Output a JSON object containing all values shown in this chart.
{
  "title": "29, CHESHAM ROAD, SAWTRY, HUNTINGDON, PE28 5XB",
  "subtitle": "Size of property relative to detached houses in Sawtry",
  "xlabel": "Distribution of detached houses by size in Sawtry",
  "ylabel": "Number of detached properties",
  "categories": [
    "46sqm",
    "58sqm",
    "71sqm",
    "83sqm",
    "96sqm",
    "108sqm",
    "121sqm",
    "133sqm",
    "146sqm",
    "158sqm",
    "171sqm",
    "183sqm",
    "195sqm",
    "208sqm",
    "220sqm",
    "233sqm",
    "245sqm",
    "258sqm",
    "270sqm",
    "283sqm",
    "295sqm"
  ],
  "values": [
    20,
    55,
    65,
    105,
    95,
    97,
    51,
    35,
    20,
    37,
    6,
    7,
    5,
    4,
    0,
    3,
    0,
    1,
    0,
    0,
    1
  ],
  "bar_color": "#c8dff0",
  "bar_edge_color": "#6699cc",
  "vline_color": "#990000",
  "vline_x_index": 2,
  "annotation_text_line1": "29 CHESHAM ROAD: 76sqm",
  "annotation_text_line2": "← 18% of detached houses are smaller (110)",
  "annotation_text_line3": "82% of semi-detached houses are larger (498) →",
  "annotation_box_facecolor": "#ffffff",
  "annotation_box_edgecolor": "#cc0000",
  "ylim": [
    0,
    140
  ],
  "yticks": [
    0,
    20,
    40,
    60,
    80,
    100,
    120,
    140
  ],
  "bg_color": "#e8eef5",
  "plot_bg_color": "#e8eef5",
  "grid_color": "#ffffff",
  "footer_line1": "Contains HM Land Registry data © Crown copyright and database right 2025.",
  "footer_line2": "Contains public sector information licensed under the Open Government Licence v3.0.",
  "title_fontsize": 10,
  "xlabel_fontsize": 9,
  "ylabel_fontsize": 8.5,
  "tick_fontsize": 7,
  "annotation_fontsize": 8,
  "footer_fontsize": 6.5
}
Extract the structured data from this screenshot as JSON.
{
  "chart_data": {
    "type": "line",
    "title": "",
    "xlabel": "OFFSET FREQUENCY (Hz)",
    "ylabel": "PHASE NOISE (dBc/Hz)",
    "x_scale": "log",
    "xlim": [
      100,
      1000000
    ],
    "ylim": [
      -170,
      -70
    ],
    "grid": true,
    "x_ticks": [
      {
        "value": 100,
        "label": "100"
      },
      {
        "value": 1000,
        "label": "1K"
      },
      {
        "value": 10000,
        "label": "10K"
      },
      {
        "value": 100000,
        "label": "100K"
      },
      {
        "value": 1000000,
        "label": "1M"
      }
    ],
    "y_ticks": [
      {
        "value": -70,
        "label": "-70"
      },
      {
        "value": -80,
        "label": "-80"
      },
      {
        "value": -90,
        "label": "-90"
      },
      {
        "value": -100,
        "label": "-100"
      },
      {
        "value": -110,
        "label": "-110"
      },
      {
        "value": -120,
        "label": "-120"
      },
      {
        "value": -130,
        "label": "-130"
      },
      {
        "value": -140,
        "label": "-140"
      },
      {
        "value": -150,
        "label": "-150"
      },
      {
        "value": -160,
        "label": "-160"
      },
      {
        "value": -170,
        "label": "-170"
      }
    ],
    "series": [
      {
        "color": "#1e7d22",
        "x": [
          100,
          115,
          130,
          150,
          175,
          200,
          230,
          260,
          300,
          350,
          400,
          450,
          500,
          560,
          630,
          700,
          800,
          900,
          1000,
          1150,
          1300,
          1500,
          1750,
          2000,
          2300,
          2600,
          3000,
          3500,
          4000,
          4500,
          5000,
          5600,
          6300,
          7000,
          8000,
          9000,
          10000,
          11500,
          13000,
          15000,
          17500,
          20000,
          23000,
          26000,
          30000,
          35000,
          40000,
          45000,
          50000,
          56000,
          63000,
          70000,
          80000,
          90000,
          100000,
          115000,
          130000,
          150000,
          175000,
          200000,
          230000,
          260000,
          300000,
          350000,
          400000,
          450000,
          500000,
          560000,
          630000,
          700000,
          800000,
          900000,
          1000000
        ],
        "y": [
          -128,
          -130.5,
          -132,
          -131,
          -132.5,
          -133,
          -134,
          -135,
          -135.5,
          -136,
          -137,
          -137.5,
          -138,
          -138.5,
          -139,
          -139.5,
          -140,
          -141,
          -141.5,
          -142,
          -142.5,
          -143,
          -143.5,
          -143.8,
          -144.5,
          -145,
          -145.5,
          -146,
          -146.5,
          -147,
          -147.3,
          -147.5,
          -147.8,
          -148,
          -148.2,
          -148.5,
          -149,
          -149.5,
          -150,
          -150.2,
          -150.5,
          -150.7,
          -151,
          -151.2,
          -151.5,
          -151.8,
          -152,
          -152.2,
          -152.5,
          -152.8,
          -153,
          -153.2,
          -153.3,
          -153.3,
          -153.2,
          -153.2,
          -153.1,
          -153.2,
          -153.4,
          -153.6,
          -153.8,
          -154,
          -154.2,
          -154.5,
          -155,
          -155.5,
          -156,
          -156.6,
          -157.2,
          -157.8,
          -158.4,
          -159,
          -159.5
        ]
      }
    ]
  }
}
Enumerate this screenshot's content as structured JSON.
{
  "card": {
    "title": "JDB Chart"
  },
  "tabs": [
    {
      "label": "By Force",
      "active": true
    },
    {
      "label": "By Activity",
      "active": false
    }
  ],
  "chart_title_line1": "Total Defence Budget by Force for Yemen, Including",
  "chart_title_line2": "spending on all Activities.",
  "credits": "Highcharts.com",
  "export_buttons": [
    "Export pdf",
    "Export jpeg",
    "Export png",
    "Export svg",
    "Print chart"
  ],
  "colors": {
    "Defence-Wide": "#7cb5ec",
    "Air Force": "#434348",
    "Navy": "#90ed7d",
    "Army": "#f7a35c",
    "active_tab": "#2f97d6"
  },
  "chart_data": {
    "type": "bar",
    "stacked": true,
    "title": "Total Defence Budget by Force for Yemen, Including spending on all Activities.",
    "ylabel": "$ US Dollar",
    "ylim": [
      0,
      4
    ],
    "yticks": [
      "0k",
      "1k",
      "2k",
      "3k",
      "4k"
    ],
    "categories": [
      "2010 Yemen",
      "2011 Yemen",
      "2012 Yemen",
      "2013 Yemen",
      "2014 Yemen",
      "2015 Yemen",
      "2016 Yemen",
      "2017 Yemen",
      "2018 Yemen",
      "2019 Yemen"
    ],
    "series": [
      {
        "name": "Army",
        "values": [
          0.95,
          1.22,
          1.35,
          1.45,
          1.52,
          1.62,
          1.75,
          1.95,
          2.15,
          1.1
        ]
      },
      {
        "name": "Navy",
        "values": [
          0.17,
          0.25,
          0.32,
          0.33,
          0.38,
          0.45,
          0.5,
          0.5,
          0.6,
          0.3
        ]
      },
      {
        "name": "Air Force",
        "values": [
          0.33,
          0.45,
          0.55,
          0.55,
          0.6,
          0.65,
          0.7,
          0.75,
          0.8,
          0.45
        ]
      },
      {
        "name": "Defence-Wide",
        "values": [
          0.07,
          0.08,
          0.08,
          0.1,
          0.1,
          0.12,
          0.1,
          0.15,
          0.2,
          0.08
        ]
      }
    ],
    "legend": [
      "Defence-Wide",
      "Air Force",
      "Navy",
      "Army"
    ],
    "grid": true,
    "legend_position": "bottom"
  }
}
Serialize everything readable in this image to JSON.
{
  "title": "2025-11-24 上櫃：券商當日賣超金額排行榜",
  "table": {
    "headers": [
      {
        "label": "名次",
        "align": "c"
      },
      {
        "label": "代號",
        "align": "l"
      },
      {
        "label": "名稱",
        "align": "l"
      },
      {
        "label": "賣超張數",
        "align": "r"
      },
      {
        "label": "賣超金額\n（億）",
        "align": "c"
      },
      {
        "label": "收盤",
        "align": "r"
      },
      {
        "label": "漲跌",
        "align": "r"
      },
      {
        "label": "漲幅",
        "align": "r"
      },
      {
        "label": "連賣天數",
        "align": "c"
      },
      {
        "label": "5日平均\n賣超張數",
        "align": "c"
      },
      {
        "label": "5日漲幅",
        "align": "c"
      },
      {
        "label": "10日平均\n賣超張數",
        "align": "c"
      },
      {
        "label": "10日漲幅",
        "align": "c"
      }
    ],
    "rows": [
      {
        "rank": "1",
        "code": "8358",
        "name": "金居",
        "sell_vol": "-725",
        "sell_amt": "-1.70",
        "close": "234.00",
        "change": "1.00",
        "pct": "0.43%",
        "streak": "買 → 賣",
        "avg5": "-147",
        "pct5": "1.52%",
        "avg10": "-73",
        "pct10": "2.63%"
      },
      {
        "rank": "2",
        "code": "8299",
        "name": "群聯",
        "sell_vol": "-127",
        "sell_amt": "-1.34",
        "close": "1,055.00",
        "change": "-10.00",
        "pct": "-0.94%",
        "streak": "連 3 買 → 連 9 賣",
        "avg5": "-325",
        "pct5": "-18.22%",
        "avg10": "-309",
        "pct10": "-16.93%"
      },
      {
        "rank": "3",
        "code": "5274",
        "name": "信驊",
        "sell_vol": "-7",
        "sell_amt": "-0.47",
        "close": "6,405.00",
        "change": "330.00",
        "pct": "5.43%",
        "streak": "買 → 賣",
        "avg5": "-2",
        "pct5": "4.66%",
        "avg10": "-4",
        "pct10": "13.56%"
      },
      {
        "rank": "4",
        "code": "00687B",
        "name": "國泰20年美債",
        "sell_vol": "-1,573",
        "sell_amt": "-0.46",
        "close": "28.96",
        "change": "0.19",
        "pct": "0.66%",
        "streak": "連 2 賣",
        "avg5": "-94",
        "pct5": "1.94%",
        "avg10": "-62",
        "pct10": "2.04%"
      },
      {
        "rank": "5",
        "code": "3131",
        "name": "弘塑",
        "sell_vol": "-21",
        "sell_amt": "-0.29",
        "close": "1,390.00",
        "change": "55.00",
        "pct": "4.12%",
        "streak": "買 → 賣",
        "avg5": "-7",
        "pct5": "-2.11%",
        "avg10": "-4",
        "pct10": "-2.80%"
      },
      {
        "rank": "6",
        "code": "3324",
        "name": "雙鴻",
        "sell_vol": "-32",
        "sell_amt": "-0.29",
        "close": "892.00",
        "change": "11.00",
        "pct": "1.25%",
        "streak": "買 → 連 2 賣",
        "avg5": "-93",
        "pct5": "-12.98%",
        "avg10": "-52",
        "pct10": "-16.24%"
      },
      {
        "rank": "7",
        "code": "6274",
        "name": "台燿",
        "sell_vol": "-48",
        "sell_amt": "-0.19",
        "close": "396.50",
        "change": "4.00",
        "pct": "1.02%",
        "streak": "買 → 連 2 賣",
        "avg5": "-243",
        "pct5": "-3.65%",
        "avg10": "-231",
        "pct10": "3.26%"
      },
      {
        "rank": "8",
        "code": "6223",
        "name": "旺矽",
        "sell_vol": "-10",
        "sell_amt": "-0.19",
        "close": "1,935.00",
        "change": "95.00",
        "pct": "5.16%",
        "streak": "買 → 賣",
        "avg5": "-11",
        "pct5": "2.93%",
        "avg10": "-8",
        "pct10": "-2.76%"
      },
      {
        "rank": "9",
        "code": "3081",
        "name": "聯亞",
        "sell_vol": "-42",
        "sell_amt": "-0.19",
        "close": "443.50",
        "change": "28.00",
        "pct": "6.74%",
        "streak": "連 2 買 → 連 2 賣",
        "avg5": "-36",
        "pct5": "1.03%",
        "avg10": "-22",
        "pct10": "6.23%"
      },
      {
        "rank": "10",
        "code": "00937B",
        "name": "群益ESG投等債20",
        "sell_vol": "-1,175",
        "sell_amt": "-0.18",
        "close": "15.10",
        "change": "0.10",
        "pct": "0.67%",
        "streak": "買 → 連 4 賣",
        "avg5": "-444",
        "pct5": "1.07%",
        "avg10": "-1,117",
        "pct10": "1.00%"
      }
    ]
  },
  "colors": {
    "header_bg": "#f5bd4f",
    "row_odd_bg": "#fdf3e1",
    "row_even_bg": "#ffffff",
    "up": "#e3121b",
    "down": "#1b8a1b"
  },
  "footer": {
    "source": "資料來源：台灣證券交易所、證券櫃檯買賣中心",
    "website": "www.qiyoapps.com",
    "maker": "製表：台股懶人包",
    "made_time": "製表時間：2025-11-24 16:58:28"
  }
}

» **WHAT IS EXPECTED**: Every line in the data above that contains "Force" needs to be copied.

» **FULL RESPONSE**:
      "label": "By Force",
  "chart_title_line1": "Total Defence Budget by Force for Yemen, Including",
    "Air Force": "#434348",
    "title": "Total Defence Budget by Force for Yemen, Including spending on all Activities.",
        "name": "Air Force",
      "Air Force",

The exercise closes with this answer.